:: Excerpted text ::

It’s a Pirate’s Life: How Giant Squid Use A Devious Trick To Get Food

Source: The Atlantic/Elizabeth Preston - March 9, 2018 in Adventure

It’s a Pirate’s Life: How Giant Squid Use A Devious Trick To Get Food
Photo: NASA/Wikimedia Commons (CC0)

When the current dragged the giant squid toward a Spanish beach in October 2016, the creature was already near death. Wounded and suffocating, she stayed alive in the shallows—far from the deep, frigid ocean she came from—long enough for a tourist to snap some photos. Then she died and washed ashore.

Realizing he’d seen something unusual, the tourist, Javier Onicol, called up the president of a conservation nonprofit, who immediately called the marine ecologist Ángel Guerra. “It was incredible to me,” says Guerra, who outlined this chain of communication. Roughly one giant squid (Architeuthis dux) washes up dead in northern Spain each year, but none had ever been glimpsed alive outside of Japanese waters. Any live sightings of these cephalopods are vanishingly rare.

Even in death, the squid was an opportunity for scientists. Guerra rushed to the beach on the Bares peninsula, where he found the carcass, the size of a large adult man, still “very fresh.” He and his colleagues at the Instituto de Investigaciones Marinas, part of the Spanish National Research Council, set out to learn how the squid had met her end.

:::

■ Task instructions ■
• a. Repeat the passage from the giant squid article word for word, beginning at "When the current" and stopping after "and washed ashore.".
• b. According to the giant squid article, roughly how many giant squid wash up dead in northern Spain each year?
The rows that follow are separate from the giant squid article.

:: Excerpted data ::

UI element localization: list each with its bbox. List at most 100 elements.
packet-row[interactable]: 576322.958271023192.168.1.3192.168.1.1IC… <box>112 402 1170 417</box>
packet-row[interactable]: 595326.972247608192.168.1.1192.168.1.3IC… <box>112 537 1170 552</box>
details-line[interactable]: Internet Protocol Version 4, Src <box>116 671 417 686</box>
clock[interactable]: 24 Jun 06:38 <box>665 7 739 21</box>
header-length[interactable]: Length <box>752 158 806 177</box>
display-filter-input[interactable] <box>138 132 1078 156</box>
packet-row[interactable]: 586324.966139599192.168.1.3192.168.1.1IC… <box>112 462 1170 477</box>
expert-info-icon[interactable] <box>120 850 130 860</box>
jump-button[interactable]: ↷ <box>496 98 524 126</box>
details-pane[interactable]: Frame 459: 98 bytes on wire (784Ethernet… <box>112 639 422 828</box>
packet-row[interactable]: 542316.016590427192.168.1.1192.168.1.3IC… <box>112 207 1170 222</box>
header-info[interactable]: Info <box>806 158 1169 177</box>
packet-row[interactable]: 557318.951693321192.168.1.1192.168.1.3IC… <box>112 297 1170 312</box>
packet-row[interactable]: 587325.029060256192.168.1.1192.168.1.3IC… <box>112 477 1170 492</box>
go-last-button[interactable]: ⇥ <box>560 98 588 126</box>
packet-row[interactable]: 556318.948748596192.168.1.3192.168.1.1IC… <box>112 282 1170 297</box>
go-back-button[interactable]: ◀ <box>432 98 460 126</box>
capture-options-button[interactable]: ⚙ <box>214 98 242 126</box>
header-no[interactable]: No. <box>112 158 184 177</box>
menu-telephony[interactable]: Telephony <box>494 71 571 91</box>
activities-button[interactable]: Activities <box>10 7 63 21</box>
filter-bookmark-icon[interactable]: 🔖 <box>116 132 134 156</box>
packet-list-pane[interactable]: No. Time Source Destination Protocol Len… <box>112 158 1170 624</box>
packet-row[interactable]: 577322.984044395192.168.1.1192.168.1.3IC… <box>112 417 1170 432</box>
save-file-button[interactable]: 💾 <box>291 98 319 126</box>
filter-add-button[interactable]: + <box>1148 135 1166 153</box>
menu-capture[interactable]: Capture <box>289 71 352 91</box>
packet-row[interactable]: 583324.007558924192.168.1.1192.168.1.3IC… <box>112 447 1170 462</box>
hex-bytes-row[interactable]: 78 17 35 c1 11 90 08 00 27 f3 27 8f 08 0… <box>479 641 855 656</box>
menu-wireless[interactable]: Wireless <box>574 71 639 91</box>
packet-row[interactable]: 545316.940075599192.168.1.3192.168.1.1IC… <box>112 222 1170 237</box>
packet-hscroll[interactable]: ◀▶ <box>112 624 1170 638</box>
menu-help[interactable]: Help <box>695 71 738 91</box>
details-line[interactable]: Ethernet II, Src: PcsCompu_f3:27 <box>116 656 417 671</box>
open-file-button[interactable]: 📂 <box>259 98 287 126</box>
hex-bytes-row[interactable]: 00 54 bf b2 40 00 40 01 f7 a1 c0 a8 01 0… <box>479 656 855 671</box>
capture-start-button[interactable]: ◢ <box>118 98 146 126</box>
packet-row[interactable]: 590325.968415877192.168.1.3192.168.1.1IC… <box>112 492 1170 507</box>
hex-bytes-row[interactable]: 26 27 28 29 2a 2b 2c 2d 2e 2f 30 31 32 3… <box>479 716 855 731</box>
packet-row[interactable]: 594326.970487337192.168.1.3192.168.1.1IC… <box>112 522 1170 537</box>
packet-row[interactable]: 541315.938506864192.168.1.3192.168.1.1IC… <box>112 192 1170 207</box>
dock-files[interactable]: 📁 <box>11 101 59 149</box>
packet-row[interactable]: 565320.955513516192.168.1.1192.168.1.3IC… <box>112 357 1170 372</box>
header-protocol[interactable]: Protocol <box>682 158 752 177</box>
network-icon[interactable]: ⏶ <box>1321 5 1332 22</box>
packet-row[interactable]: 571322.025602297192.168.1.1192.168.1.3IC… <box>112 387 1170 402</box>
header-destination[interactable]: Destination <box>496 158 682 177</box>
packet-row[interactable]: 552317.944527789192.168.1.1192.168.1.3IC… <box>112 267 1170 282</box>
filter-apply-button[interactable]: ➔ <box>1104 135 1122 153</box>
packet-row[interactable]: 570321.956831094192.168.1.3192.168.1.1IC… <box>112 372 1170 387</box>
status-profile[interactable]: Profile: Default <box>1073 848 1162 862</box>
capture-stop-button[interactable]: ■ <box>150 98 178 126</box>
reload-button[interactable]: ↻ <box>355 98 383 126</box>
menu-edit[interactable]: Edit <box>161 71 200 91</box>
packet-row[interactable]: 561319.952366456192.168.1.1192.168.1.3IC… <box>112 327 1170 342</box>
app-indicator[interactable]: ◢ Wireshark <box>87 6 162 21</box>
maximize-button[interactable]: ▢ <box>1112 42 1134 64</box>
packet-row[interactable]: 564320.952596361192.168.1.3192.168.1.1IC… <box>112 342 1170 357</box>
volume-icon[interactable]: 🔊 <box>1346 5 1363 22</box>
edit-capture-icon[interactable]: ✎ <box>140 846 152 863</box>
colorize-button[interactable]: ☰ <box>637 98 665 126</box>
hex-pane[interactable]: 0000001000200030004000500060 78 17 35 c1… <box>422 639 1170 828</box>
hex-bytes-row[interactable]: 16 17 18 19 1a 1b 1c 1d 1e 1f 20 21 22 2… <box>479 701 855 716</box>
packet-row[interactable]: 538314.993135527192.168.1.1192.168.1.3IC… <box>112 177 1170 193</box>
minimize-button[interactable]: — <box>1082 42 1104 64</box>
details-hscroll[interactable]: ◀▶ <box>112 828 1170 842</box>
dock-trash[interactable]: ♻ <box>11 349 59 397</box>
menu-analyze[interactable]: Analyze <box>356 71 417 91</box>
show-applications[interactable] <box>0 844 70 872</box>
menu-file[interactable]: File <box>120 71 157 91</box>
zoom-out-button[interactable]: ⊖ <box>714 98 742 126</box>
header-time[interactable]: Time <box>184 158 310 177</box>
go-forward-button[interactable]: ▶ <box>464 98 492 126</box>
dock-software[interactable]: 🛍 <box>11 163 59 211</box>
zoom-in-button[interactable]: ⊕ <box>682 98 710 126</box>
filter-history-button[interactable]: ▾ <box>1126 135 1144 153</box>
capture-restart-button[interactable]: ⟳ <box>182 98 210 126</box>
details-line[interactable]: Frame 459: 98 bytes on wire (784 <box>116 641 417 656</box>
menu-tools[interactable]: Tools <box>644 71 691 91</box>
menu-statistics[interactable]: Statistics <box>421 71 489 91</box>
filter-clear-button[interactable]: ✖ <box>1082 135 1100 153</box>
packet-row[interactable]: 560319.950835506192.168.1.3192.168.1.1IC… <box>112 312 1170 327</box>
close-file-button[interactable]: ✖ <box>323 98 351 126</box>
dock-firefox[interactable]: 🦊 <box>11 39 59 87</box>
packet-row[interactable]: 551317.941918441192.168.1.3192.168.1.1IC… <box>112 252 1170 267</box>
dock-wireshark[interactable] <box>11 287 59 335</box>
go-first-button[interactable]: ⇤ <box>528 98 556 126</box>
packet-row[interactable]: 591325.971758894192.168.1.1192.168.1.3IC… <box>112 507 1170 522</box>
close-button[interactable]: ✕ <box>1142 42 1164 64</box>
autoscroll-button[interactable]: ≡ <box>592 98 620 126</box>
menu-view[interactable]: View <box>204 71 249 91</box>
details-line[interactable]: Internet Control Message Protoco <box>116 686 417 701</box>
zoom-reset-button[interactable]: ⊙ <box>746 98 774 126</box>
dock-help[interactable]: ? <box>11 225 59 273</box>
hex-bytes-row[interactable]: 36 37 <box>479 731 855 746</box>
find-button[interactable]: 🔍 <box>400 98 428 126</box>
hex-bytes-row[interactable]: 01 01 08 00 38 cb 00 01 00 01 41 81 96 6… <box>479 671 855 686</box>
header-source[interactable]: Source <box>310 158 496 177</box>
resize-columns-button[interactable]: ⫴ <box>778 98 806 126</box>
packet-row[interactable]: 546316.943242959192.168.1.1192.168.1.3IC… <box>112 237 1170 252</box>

:::

■ Answers in order ■
• a.
When the current dragged the giant squid toward a Spanish beach in October 2016, the creature was already near death. Wounded and suffocating, she stayed alive in the shallows—far from the deep, frigid ocean she came from—long enough for a tourist to snap some photos. Then she died and washed ashore.

• b. Roughly one.